• Data excerpts
════

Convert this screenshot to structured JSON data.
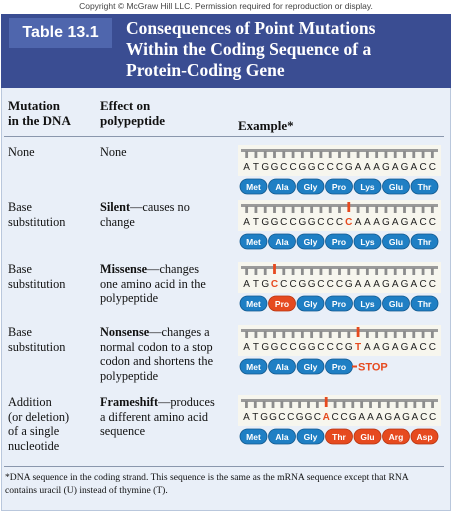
{
  "copyright": "Copyright © McGraw Hill LLC. Permission required for reproduction or display.",
  "table_label": "Table 13.1",
  "title_lines": [
    "Consequences of Point Mutations",
    "Within the Coding Sequence of a",
    "Protein-Coding Gene"
  ],
  "columns": {
    "mutation": [
      "Mutation",
      "in the DNA"
    ],
    "effect": [
      "Effect on",
      "polypeptide"
    ],
    "example": "Example*"
  },
  "rows": [
    {
      "mutation_lines": [
        "None"
      ],
      "effect_term": "None",
      "effect_lines": [
        "None"
      ],
      "dna": "ATGGCCGGCCCGAAAGAGACC",
      "mutated_indices": [],
      "amino_acids": [
        "Met",
        "Ala",
        "Gly",
        "Pro",
        "Lys",
        "Glu",
        "Thr"
      ],
      "changed_amino_acids": [],
      "stop_label": ""
    },
    {
      "mutation_lines": [
        "Base",
        "substitution"
      ],
      "effect_lines": [
        "Silent—causes no",
        "change"
      ],
      "dna": "ATGGCCGGCCCCAAAGAGACC",
      "mutated_indices": [
        11
      ],
      "amino_acids": [
        "Met",
        "Ala",
        "Gly",
        "Pro",
        "Lys",
        "Glu",
        "Thr"
      ],
      "changed_amino_acids": [],
      "stop_label": ""
    },
    {
      "mutation_lines": [
        "Base",
        "substitution"
      ],
      "effect_lines": [
        "Missense—changes",
        "one amino acid in the",
        "polypeptide"
      ],
      "dna": "ATGCCCGGCCCGAAAGAGACC",
      "mutated_indices": [
        3
      ],
      "amino_acids": [
        "Met",
        "Pro",
        "Gly",
        "Pro",
        "Lys",
        "Glu",
        "Thr"
      ],
      "changed_amino_acids": [
        1
      ],
      "stop_label": ""
    },
    {
      "mutation_lines": [
        "Base",
        "substitution"
      ],
      "effect_lines": [
        "Nonsense—changes a",
        "normal codon to a stop",
        "codon and shortens the",
        "polypeptide"
      ],
      "dna": "ATGGCCGGCCCGTAAGAGACC",
      "mutated_indices": [
        12
      ],
      "amino_acids": [
        "Met",
        "Ala",
        "Gly",
        "Pro"
      ],
      "changed_amino_acids": [],
      "stop_label": "STOP"
    },
    {
      "mutation_lines": [
        "Addition",
        "(or deletion)",
        "of a single",
        "nucleotide"
      ],
      "effect_lines": [
        "Frameshift—produces",
        "a different amino acid",
        "sequence"
      ],
      "dna": "ATGGCCGGCACCGAAAGAGACC",
      "mutated_indices": [
        9
      ],
      "amino_acids": [
        "Met",
        "Ala",
        "Gly",
        "Thr",
        "Glu",
        "Arg",
        "Asp"
      ],
      "changed_amino_acids": [
        3,
        4,
        5,
        6
      ],
      "stop_label": ""
    }
  ],
  "footnote_lines": [
    "*DNA sequence in the coding strand. This sequence is the same as the mRNA sequence except that RNA",
    "contains uracil (U) instead of thymine (T)."
  ],
  "colors": {
    "header": "#3a4d92",
    "panel": "#e9eff8",
    "amino_acid": "#1f7fc4",
    "mutation": "#e64a1f"
  }
}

════

• Aim of the task
Go through the records and show every line with the string "changes" in it.

• Solution to this task
        "Missense—changes",
        "Nonsense—changes a",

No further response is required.